begin Data for the task

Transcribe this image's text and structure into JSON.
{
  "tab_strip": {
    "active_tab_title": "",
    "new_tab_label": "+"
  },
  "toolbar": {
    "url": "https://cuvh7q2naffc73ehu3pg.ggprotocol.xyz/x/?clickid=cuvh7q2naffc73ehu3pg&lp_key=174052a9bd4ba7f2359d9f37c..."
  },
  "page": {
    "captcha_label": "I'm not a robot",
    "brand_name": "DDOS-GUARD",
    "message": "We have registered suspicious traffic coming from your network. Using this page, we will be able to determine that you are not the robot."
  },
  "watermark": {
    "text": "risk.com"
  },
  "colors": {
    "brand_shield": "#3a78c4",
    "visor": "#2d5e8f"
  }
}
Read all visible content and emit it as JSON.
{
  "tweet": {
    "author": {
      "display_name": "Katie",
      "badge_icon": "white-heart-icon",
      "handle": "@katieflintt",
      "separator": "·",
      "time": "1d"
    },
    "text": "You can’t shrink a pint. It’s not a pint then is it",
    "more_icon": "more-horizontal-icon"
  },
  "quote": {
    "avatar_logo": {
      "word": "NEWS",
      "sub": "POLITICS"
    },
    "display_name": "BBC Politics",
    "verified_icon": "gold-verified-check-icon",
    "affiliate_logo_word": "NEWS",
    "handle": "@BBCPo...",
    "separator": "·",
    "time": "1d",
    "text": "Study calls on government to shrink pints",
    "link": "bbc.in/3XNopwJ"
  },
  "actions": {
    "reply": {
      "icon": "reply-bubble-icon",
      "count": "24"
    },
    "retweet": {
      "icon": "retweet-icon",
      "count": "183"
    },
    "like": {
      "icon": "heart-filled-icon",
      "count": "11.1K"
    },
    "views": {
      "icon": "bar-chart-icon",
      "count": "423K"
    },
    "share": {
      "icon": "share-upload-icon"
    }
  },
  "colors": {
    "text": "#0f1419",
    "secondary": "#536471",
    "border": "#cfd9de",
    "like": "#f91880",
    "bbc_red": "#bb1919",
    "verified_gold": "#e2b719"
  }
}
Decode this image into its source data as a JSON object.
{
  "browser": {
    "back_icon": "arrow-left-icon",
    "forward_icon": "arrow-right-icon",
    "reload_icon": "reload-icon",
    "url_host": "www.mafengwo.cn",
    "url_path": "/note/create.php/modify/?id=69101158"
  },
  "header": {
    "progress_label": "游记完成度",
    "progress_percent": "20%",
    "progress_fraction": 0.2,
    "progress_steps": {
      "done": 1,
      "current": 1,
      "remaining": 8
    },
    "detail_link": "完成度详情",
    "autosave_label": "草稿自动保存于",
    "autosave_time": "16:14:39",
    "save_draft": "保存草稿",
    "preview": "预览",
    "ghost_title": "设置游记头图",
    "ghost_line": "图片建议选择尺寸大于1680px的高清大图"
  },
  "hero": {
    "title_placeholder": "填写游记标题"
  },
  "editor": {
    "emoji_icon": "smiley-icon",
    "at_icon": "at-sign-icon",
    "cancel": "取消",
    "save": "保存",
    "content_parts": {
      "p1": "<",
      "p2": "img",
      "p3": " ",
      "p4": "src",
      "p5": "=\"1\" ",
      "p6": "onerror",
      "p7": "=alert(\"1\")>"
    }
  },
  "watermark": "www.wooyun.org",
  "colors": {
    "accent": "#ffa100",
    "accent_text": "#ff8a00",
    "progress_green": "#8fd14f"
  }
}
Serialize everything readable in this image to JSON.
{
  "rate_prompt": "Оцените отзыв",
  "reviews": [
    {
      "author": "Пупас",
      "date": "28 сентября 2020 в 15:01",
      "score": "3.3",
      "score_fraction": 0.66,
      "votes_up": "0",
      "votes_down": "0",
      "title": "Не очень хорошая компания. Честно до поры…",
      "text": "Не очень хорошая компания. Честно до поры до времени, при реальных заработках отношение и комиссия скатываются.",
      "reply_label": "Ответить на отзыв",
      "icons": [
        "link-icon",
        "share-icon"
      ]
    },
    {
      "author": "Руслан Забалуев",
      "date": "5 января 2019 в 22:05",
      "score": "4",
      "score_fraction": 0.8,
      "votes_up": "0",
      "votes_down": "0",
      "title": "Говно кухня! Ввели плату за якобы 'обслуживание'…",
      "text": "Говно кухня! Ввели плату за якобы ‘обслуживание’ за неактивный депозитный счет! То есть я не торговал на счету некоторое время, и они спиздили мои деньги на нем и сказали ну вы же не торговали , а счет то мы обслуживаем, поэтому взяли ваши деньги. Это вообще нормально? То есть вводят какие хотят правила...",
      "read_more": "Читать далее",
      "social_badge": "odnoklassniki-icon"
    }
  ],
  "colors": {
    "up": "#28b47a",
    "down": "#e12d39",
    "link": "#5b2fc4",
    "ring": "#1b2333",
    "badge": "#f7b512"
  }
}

end Data for the task

Give the data again, exactly as it stands.

Solution for this problem
Transcribe this image's text and structure into JSON.
{
  "tab_strip": {
    "active_tab_title": "",
    "new_tab_label": "+"
  },
  "toolbar": {
    "url": "https://cuvh7q2naffc73ehu3pg.ggprotocol.xyz/x/?clickid=cuvh7q2naffc73ehu3pg&lp_key=174052a9bd4ba7f2359d9f37c..."
  },
  "page": {
    "captcha_label": "I'm not a robot",
    "brand_name": "DDOS-GUARD",
    "message": "We have registered suspicious traffic coming from your network. Using this page, we will be able to determine that you are not the robot."
  },
  "watermark": {
    "text": "risk.com"
  },
  "colors": {
    "brand_shield": "#3a78c4",
    "visor": "#2d5e8f"
  }
}
Read all visible content and emit it as JSON.
{
  "tweet": {
    "author": {
      "display_name": "Katie",
      "badge_icon": "white-heart-icon",
      "handle": "@katieflintt",
      "separator": "·",
      "time": "1d"
    },
    "text": "You can’t shrink a pint. It’s not a pint then is it",
    "more_icon": "more-horizontal-icon"
  },
  "quote": {
    "avatar_logo": {
      "word": "NEWS",
      "sub": "POLITICS"
    },
    "display_name": "BBC Politics",
    "verified_icon": "gold-verified-check-icon",
    "affiliate_logo_word": "NEWS",
    "handle": "@BBCPo...",
    "separator": "·",
    "time": "1d",
    "text": "Study calls on government to shrink pints",
    "link": "bbc.in/3XNopwJ"
  },
  "actions": {
    "reply": {
      "icon": "reply-bubble-icon",
      "count": "24"
    },
    "retweet": {
      "icon": "retweet-icon",
      "count": "183"
    },
    "like": {
      "icon": "heart-filled-icon",
      "count": "11.1K"
    },
    "views": {
      "icon": "bar-chart-icon",
      "count": "423K"
    },
    "share": {
      "icon": "share-upload-icon"
    }
  },
  "colors": {
    "text": "#0f1419",
    "secondary": "#536471",
    "border": "#cfd9de",
    "like": "#f91880",
    "bbc_red": "#bb1919",
    "verified_gold": "#e2b719"
  }
}
Decode this image into its source data as a JSON object.
{
  "browser": {
    "back_icon": "arrow-left-icon",
    "forward_icon": "arrow-right-icon",
    "reload_icon": "reload-icon",
    "url_host": "www.mafengwo.cn",
    "url_path": "/note/create.php/modify/?id=69101158"
  },
  "header": {
    "progress_label": "游记完成度",
    "progress_percent": "20%",
    "progress_fraction": 0.2,
    "progress_steps": {
      "done": 1,
      "current": 1,
      "remaining": 8
    },
    "detail_link": "完成度详情",
    "autosave_label": "草稿自动保存于",
    "autosave_time": "16:14:39",
    "save_draft": "保存草稿",
    "preview": "预览",
    "ghost_title": "设置游记头图",
    "ghost_line": "图片建议选择尺寸大于1680px的高清大图"
  },
  "hero": {
    "title_placeholder": "填写游记标题"
  },
  "editor": {
    "emoji_icon": "smiley-icon",
    "at_icon": "at-sign-icon",
    "cancel": "取消",
    "save": "保存",
    "content_parts": {
      "p1": "<",
      "p2": "img",
      "p3": " ",
      "p4": "src",
      "p5": "=\"1\" ",
      "p6": "onerror",
      "p7": "=alert(\"1\")>"
    }
  },
  "watermark": "www.wooyun.org",
  "colors": {
    "accent": "#ffa100",
    "accent_text": "#ff8a00",
    "progress_green": "#8fd14f"
  }
}
Serialize everything readable in this image to JSON.
{
  "rate_prompt": "Оцените отзыв",
  "reviews": [
    {
      "author": "Пупас",
      "date": "28 сентября 2020 в 15:01",
      "score": "3.3",
      "score_fraction": 0.66,
      "votes_up": "0",
      "votes_down": "0",
      "title": "Не очень хорошая компания. Честно до поры…",
      "text": "Не очень хорошая компания. Честно до поры до времени, при реальных заработках отношение и комиссия скатываются.",
      "reply_label": "Ответить на отзыв",
      "icons": [
        "link-icon",
        "share-icon"
      ]
    },
    {
      "author": "Руслан Забалуев",
      "date": "5 января 2019 в 22:05",
      "score": "4",
      "score_fraction": 0.8,
      "votes_up": "0",
      "votes_down": "0",
      "title": "Говно кухня! Ввели плату за якобы 'обслуживание'…",
      "text": "Говно кухня! Ввели плату за якобы ‘обслуживание’ за неактивный депозитный счет! То есть я не торговал на счету некоторое время, и они спиздили мои деньги на нем и сказали ну вы же не торговали , а счет то мы обслуживаем, поэтому взяли ваши деньги. Это вообще нормально? То есть вводят какие хотят правила...",
      "read_more": "Читать далее",
      "social_badge": "odnoklassniki-icon"
    }
  ],
  "colors": {
    "up": "#28b47a",
    "down": "#e12d39",
    "link": "#5b2fc4",
    "ring": "#1b2333",
    "badge": "#f7b512"
  }
}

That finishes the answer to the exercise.